Directions for this task: Locate the lines where "players" occurs and copy them as they stand.

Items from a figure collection
========================

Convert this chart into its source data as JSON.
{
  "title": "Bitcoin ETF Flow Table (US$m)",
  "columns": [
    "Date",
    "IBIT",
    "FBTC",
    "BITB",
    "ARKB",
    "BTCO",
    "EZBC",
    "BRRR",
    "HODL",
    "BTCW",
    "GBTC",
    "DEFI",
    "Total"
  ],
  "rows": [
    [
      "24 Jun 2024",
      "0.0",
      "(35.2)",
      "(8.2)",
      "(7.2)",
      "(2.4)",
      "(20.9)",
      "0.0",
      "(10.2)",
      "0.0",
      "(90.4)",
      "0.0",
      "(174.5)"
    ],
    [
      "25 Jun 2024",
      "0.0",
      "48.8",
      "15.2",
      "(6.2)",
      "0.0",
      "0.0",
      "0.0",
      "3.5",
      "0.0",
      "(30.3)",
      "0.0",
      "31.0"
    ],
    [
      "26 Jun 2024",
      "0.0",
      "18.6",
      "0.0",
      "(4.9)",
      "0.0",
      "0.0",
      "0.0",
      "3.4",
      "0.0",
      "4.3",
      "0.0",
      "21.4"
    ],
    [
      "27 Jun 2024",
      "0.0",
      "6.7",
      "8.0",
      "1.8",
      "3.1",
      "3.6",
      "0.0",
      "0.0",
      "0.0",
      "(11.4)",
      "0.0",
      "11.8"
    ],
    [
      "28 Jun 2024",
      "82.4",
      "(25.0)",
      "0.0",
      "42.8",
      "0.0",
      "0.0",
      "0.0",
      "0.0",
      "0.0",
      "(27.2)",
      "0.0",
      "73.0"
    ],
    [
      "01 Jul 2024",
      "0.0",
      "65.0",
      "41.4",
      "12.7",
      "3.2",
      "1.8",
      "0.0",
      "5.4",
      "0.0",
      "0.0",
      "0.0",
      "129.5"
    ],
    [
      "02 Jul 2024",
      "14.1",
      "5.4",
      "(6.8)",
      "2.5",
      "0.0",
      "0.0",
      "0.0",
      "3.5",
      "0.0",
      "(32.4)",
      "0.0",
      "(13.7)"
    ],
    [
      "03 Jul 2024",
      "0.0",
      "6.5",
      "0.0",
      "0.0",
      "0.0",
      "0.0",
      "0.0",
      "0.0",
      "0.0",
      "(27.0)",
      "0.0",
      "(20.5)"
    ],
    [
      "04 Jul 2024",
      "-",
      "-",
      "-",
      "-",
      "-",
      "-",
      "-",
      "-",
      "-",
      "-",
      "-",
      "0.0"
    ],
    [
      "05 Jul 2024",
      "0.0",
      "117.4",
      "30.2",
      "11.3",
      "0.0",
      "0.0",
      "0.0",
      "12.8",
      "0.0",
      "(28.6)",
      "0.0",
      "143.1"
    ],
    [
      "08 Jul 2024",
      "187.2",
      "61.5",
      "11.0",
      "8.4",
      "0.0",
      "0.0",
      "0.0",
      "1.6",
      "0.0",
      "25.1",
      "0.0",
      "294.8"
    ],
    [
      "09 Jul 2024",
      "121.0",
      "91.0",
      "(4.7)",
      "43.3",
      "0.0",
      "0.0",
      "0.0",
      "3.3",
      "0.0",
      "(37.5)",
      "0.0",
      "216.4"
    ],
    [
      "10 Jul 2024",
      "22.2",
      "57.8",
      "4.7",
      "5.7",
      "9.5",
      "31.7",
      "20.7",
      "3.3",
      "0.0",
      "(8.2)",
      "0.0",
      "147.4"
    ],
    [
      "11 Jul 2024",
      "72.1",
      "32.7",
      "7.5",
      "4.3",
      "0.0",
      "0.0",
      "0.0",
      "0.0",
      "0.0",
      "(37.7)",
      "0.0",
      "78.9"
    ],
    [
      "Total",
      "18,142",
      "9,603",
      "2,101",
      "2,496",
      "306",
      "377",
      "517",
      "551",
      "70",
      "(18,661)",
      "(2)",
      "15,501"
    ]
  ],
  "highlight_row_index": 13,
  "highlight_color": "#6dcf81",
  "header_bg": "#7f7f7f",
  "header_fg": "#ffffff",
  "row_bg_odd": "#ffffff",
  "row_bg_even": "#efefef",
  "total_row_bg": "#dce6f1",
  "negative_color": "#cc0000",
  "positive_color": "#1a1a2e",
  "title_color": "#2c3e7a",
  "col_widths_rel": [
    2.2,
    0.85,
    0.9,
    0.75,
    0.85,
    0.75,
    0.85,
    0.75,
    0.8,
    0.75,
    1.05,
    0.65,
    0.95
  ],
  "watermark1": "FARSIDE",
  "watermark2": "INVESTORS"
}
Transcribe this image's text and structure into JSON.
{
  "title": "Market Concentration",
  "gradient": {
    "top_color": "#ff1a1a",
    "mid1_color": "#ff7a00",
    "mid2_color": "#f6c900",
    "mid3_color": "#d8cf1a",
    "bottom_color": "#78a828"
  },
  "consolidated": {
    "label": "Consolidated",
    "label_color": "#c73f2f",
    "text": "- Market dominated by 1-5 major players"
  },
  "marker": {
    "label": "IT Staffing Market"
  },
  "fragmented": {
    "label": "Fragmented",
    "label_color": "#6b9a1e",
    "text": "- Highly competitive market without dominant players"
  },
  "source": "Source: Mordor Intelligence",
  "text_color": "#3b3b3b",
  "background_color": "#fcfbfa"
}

========================

Task result:
    "text": "- Market dominated by 1-5 major players"
    "text": "- Highly competitive market without dominant players"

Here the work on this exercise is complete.